Stated exercise: Scan the data beneath this task and copy each line that includes "DATOS".

Data for the task:
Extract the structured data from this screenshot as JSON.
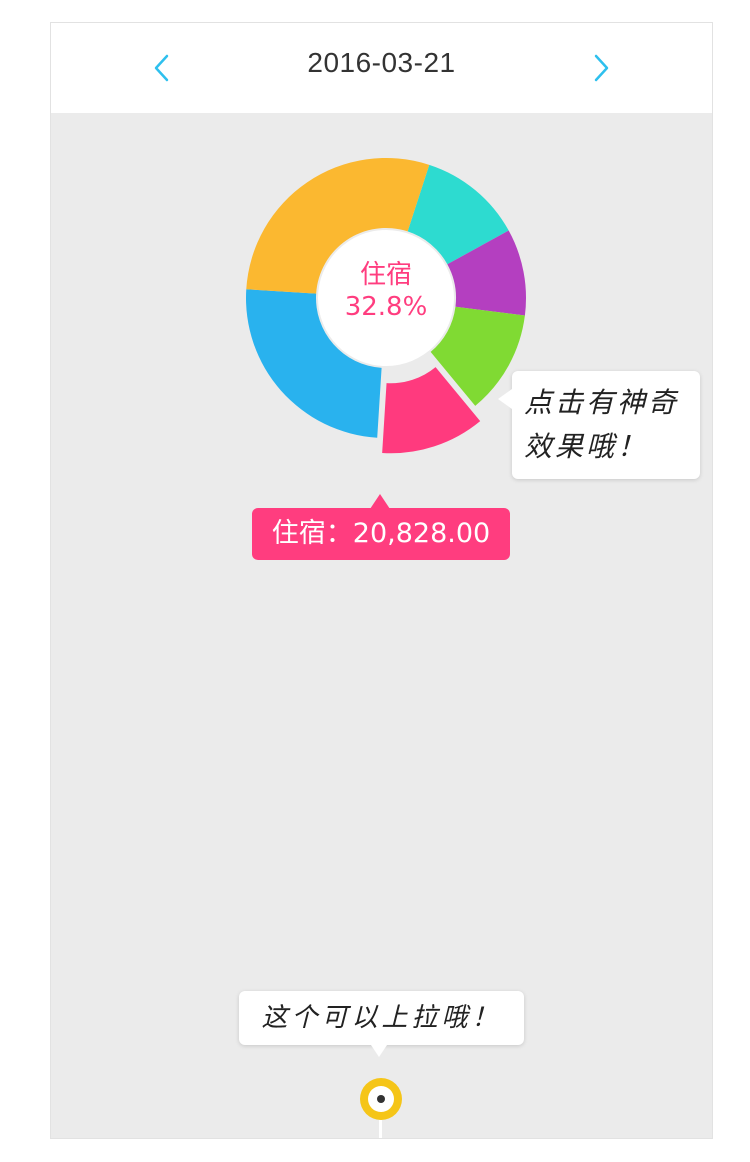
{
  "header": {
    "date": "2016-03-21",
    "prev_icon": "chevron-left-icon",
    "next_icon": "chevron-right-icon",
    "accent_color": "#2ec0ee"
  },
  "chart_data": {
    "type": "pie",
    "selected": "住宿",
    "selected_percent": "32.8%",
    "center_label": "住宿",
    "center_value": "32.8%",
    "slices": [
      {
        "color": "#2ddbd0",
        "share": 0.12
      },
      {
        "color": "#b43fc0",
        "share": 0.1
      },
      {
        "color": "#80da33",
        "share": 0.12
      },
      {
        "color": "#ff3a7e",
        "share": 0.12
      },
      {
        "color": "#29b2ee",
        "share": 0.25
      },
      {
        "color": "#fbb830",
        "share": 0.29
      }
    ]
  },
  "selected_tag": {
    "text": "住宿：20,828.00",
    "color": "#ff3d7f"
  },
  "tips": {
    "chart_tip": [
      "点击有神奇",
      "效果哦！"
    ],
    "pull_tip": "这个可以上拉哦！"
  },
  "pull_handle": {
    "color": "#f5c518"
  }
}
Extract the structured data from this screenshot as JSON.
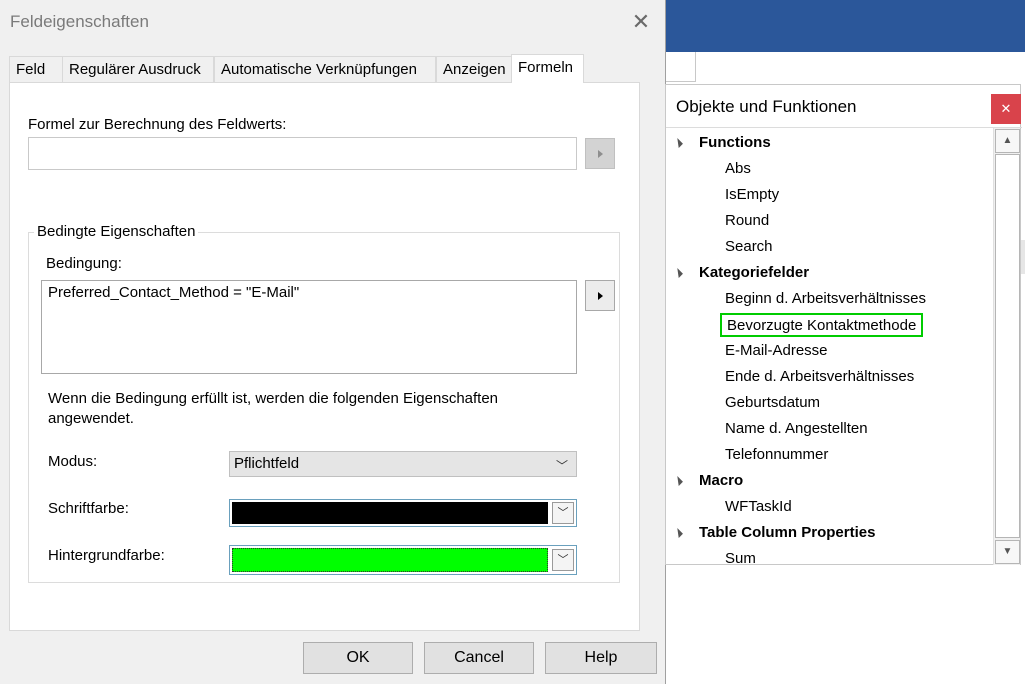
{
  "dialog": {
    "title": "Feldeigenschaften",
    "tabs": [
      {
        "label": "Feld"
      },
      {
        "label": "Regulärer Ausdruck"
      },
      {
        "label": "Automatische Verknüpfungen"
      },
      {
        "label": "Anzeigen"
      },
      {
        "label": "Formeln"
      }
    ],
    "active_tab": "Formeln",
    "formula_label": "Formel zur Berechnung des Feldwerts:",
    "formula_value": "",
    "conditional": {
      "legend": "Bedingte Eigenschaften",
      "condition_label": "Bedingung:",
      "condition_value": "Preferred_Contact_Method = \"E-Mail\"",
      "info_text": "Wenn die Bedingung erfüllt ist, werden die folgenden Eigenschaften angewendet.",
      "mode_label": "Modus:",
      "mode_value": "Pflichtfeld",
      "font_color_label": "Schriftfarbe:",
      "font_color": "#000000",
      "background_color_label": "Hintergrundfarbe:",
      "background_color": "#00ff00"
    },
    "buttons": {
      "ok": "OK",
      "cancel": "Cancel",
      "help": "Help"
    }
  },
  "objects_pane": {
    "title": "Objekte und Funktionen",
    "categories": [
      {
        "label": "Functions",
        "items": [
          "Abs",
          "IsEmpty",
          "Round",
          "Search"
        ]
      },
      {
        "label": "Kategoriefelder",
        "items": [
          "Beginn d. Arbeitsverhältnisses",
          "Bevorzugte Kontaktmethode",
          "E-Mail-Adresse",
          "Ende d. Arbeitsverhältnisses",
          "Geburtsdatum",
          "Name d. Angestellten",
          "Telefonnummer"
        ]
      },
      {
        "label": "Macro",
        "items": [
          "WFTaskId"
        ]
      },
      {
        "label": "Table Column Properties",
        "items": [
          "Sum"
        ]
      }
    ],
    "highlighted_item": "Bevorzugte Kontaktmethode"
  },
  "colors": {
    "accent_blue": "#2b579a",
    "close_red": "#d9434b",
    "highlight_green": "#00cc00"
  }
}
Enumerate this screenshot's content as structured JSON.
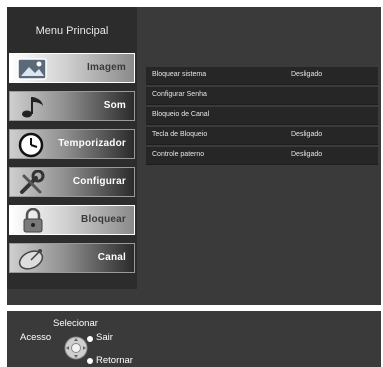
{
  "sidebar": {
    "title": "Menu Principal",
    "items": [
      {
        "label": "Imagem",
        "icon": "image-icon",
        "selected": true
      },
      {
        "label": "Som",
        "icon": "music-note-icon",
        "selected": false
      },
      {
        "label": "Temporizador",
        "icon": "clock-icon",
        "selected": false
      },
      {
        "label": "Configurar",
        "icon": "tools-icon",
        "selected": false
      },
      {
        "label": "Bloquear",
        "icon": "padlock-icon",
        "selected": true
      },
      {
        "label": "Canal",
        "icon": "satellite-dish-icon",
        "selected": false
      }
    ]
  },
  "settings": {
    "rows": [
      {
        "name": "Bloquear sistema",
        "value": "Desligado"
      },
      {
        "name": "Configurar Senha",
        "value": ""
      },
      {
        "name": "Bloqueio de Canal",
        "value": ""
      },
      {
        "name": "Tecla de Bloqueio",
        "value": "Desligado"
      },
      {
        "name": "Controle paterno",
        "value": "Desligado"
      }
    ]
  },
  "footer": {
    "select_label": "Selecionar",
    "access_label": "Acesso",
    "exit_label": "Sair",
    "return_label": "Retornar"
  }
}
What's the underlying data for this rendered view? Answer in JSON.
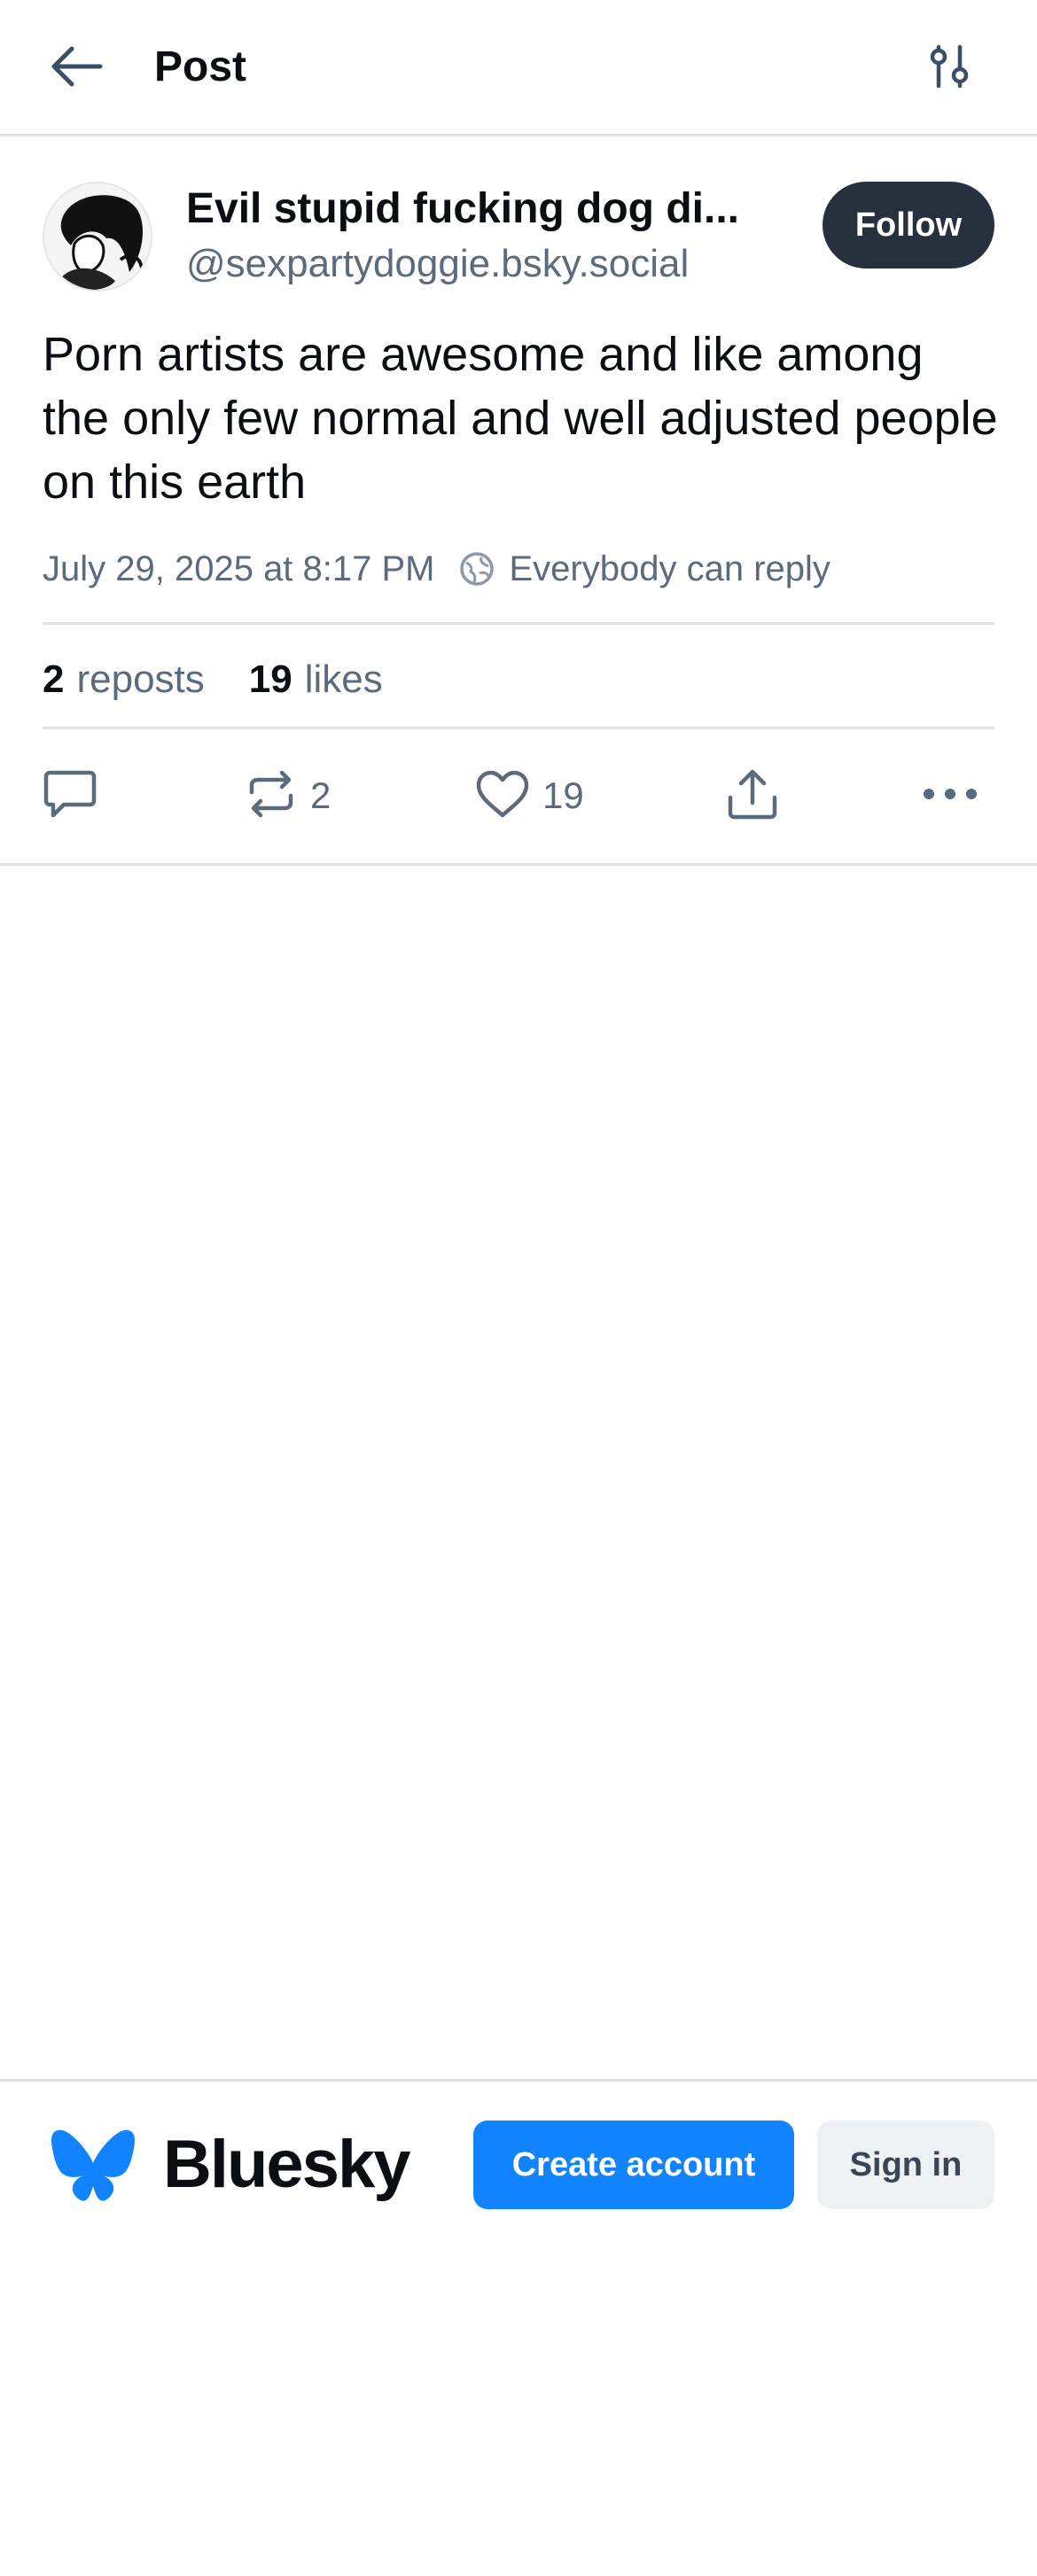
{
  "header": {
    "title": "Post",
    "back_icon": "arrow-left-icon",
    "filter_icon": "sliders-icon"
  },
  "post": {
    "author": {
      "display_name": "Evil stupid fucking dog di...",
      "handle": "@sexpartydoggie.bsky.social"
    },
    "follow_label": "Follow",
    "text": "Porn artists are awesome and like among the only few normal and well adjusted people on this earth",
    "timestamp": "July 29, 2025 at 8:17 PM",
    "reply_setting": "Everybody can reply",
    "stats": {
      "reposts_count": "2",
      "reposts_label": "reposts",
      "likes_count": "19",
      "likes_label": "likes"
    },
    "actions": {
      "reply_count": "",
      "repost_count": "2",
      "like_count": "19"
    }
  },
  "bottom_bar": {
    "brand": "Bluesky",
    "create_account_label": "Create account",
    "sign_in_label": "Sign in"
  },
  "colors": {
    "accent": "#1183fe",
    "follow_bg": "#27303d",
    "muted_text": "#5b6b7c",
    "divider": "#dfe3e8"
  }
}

==

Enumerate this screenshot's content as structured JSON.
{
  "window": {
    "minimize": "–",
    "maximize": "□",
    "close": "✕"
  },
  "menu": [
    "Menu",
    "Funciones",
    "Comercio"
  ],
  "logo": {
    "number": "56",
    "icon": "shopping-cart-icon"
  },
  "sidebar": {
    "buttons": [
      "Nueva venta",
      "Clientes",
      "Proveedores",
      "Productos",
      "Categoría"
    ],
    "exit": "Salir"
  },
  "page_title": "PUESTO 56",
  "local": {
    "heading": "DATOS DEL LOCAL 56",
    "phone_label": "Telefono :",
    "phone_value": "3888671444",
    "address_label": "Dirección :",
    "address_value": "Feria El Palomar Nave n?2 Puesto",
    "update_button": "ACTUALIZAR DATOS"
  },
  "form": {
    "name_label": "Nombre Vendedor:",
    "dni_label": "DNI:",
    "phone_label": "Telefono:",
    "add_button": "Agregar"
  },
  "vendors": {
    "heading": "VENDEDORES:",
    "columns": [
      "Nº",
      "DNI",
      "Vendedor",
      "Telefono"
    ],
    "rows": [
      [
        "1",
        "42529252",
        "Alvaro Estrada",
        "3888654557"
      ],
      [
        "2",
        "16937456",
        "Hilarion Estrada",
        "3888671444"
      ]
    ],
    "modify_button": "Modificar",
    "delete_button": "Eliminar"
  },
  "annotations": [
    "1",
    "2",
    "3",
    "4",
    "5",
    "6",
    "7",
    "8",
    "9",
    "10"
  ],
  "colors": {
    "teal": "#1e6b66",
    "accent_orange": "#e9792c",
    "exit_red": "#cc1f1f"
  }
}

Answer to the exercise:
    "heading": "DATOS DEL LOCAL 56",
    "update_button": "ACTUALIZAR DATOS"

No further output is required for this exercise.